### [Exercise description]
Search the records for "text". Copy every line where it appears.

(Part of a data file)
>>>>

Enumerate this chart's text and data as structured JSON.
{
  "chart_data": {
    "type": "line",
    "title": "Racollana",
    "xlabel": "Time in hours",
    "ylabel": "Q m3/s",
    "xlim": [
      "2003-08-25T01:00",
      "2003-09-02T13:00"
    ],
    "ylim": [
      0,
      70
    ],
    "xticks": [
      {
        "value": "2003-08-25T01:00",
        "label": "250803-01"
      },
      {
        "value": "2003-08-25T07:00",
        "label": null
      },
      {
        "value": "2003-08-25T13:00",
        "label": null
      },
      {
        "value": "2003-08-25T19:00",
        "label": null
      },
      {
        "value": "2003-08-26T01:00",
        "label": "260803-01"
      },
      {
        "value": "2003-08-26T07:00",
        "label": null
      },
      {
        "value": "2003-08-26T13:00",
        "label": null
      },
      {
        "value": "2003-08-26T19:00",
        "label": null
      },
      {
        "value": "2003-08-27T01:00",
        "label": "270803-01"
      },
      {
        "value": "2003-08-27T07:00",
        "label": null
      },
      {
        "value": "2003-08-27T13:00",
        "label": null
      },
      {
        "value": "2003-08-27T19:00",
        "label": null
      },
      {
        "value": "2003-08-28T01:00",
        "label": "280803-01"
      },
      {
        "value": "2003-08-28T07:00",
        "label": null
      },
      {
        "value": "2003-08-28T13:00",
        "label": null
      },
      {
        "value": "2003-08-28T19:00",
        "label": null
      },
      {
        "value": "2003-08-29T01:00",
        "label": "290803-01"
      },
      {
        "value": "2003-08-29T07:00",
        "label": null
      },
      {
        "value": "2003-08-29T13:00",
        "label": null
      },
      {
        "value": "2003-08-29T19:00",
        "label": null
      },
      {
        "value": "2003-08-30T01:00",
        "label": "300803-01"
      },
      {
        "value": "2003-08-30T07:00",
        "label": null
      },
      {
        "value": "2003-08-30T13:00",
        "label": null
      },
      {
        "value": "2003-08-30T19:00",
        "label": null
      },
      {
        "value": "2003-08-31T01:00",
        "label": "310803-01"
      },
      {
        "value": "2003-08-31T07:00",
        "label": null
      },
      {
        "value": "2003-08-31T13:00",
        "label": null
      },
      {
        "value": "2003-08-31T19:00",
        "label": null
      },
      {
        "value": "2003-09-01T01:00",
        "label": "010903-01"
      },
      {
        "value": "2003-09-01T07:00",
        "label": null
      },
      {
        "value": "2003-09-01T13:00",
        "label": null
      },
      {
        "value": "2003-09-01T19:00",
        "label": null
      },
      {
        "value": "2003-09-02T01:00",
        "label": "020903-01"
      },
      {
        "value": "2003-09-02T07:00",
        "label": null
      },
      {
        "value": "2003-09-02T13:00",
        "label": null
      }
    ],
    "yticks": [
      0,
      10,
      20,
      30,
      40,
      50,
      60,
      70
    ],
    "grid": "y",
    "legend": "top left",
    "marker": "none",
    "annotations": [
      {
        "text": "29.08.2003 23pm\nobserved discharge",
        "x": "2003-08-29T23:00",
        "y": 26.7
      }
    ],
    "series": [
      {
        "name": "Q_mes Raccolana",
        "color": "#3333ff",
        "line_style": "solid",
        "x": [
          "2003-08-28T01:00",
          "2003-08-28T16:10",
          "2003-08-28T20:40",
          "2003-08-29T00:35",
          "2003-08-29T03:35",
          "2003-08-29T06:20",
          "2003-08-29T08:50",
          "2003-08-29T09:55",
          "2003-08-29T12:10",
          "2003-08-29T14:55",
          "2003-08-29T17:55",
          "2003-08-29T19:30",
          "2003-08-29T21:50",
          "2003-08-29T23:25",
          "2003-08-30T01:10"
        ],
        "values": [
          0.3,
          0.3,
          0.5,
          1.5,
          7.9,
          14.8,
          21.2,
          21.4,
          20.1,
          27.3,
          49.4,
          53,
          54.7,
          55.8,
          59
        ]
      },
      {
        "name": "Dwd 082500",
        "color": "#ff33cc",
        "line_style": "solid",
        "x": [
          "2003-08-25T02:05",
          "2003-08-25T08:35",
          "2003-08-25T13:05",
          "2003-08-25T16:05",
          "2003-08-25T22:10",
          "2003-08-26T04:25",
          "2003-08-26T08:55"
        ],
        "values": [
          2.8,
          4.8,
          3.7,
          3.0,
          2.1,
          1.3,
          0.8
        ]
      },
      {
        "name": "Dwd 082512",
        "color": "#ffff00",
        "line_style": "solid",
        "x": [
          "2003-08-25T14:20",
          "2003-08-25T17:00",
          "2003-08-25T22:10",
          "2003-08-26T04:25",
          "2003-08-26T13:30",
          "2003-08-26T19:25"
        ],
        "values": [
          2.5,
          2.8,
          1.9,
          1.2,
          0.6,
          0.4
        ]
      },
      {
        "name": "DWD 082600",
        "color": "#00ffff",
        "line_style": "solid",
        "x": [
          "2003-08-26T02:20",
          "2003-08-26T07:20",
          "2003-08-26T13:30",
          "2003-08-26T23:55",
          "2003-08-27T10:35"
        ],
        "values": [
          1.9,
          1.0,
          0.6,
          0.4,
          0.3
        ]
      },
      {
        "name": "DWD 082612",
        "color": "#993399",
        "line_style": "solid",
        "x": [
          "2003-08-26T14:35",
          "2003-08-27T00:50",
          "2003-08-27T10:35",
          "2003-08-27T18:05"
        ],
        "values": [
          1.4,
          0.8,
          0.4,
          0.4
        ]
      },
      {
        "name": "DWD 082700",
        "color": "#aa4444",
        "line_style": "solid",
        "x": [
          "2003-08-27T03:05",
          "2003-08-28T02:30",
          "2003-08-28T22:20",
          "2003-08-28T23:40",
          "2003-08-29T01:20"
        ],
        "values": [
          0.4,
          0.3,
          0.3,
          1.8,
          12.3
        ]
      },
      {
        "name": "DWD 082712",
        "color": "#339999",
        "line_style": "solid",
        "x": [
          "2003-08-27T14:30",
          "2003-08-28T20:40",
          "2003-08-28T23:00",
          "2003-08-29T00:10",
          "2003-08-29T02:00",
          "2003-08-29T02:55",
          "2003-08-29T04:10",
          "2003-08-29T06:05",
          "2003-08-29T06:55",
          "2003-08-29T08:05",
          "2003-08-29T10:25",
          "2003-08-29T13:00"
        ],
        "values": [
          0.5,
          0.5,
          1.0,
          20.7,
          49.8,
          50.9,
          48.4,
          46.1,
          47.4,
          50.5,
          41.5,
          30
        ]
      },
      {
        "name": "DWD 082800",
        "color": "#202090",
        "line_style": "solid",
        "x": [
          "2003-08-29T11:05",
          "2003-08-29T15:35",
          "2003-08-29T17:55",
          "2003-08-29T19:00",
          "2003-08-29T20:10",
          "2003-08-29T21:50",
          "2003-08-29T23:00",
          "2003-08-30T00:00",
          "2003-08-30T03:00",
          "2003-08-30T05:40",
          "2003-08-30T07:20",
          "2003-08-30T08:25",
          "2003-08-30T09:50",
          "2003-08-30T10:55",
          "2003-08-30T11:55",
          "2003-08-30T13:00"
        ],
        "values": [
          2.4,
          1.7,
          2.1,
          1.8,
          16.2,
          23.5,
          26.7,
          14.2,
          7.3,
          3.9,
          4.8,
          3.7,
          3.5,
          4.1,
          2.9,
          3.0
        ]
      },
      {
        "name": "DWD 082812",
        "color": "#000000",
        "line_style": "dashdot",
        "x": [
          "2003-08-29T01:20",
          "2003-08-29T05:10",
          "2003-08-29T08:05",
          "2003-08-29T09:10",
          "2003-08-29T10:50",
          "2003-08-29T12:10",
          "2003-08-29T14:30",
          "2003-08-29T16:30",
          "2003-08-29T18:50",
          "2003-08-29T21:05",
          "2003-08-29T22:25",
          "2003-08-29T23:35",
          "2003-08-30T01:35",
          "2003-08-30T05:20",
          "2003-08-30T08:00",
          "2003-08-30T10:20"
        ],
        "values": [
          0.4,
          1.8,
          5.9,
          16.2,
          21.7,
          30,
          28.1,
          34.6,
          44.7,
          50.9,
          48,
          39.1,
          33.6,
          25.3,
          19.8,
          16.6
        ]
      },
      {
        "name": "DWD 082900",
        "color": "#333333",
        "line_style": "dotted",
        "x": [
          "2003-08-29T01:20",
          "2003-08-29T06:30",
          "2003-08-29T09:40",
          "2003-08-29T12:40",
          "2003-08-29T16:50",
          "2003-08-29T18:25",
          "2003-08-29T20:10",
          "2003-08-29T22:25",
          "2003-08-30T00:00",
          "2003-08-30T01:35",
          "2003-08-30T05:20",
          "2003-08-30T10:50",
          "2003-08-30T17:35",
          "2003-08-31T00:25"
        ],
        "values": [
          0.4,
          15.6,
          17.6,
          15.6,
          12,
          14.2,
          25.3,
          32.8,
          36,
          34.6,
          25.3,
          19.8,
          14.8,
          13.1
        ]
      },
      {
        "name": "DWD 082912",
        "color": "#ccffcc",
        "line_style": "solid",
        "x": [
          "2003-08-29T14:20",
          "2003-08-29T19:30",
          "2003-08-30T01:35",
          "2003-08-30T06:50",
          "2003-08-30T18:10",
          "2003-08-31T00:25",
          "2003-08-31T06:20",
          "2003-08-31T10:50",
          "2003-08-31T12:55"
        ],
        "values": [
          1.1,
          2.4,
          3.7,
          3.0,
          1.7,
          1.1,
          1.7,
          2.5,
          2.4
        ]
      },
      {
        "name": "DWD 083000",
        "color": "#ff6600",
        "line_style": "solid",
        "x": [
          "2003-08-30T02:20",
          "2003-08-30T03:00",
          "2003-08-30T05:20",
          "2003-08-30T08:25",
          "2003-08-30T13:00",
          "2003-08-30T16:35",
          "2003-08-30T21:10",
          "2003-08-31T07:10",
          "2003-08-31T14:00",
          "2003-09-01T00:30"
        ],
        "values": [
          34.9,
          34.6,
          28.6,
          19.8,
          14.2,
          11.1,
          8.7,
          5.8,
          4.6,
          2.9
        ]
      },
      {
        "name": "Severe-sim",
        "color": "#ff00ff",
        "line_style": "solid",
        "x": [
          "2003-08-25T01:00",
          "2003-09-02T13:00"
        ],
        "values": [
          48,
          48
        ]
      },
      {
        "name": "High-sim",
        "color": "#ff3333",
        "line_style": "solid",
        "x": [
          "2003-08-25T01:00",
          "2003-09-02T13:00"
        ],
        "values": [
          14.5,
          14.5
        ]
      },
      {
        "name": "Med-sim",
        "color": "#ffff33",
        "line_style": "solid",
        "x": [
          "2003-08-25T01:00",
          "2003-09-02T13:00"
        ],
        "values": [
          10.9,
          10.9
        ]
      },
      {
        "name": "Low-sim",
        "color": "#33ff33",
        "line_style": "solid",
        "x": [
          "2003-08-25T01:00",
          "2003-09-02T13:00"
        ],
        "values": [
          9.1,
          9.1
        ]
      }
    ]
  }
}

<<<<

### [Correct response]
Enumerate this chart's text and data as structured JSON.
        "text": "29.08.2003 23pm\nobserved discharge",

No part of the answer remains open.